About the Forestry Compendium
The Forestry Compendium was conceived to meet the need for the improved dissemination of knowledge on forest trees. The pilot phase in Compendium development in 1994-95 resulted in a demonstration version of a PC-based multimedia system. This interactive demonstration version was produced by CABI in collaboration with the Oxford Forestry Institute (OFI; now part of the Department of Plant Sciences, University of Oxford, UK) in a project sponsored by the Forestry Research Programme of the UK Overseas Development Administration (now the Department for International Development - DFID). In 1995 CABI conducted a comprehensive survey of user needs for a Compendium for the Asia-Pacific Region, the results indicating an urgent need for the Compendium among a wide range of user groups.
In early 1996, CIFOR was approached and agreed to join CABI in preparing a joint project proposal for dissemination to potential members of a project Development Consortium. Efforts to build the Development Consortium for the project met with some notable successes in 1996. Therefore, a project to produce the Forestry Compendium - Module 1 - began in January 1997. In early 1997, the PROSEA Foundation became a full partner in the project, later to be joined by OFI and ICRAF. A project Inception Workshop was held at CIFOR in April 1997 and the Compendium concept was demonstrated at the World Forestry Congress in Antalya, Turkey, in October 1997.

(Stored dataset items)
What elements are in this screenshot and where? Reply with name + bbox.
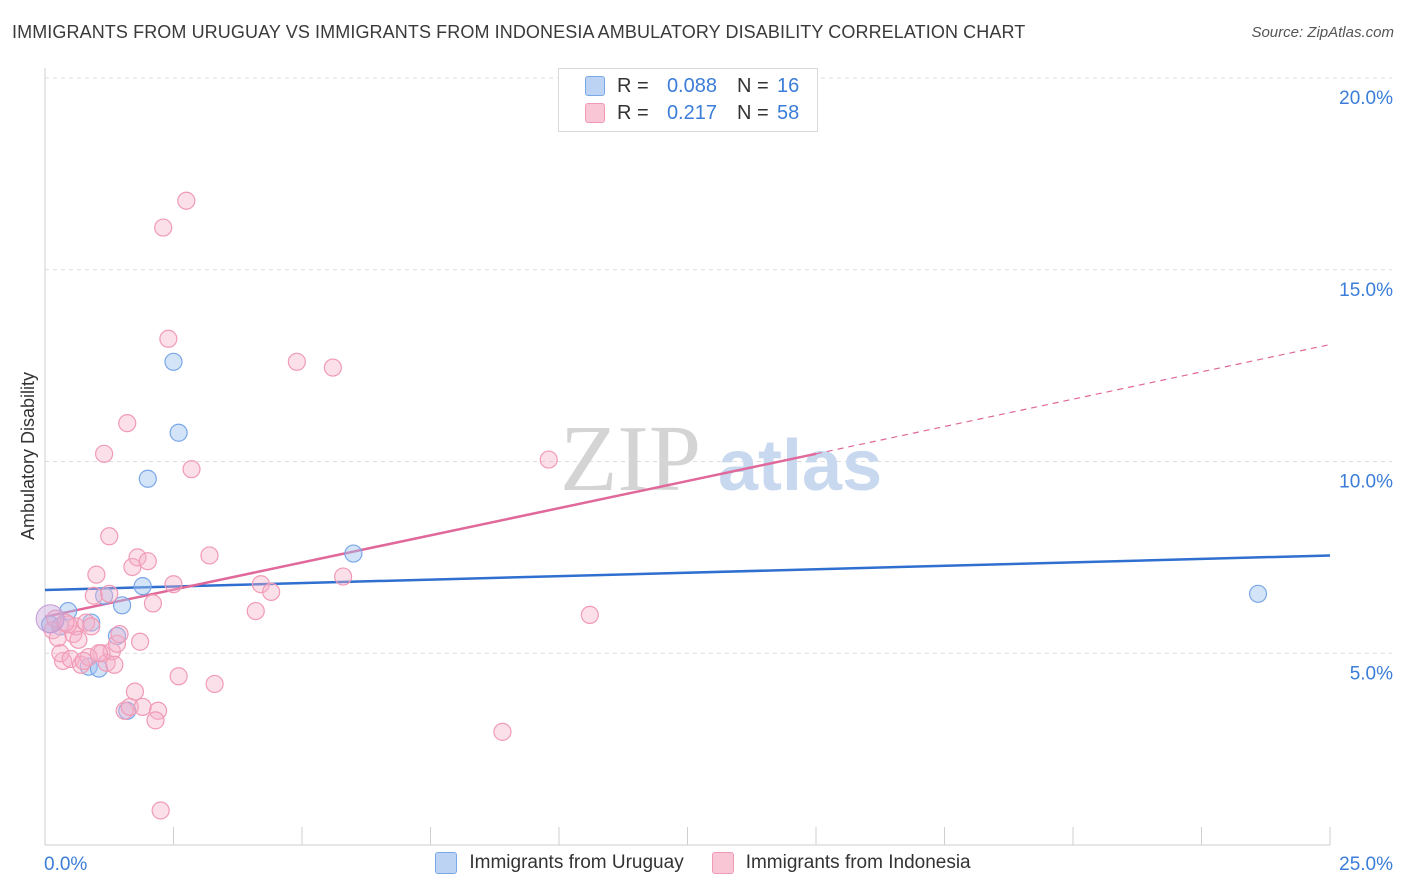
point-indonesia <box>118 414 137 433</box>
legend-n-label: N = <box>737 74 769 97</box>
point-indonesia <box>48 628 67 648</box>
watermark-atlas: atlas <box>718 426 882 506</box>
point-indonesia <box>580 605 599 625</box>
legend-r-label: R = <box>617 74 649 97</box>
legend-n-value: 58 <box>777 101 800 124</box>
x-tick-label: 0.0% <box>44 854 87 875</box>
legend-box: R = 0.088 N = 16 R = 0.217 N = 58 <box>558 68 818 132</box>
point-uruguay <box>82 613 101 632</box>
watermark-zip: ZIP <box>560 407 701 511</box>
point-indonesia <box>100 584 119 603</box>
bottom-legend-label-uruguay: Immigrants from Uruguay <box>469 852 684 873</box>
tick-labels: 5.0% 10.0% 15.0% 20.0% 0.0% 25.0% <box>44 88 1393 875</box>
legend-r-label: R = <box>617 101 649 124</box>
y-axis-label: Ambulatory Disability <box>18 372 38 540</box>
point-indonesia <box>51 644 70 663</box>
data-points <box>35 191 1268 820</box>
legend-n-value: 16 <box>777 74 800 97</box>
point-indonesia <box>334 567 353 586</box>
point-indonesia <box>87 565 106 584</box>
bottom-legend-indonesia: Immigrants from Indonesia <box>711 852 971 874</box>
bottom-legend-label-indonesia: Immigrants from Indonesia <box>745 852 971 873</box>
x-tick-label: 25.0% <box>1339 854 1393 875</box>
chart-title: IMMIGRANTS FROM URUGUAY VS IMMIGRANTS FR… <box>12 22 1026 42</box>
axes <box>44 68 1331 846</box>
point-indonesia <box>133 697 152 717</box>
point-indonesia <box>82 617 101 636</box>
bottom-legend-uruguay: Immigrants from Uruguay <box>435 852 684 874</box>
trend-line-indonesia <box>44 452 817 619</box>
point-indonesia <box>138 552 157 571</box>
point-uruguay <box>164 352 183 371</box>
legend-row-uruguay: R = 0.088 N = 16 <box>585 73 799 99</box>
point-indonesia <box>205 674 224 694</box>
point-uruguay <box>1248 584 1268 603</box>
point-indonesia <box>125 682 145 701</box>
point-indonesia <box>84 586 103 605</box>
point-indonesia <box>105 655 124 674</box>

*Request 1*
According to the text about the Forestry Compendium, why did the project to produce Module 1 begin in January 1997?
*Request 2*
Transcribe the text about the Forestry Compendium between "About the Forestry" and "of user groups.", inclusive.

*Correct answer 1*
The project began in January 1997 because efforts to build the Development Consortium for the project met with some notable successes in 1996.

*Correct answer 2*
About the Forestry Compendium
The Forestry Compendium was conceived to meet the need for the improved dissemination of knowledge on forest trees. The pilot phase in Compendium development in 1994-95 resulted in a demonstration version of a PC-based multimedia system. This interactive demonstration version was produced by CABI in collaboration with the Oxford Forestry Institute (OFI; now part of the Department of Plant Sciences, University of Oxford, UK) in a project sponsored by the Forestry Research Programme of the UK Overseas Development Administration (now the Department for International Development - DFID). In 1995 CABI conducted a comprehensive survey of user needs for a Compendium for the Asia-Pacific Region, the results indicating an urgent need for the Compendium among a wide range of user groups.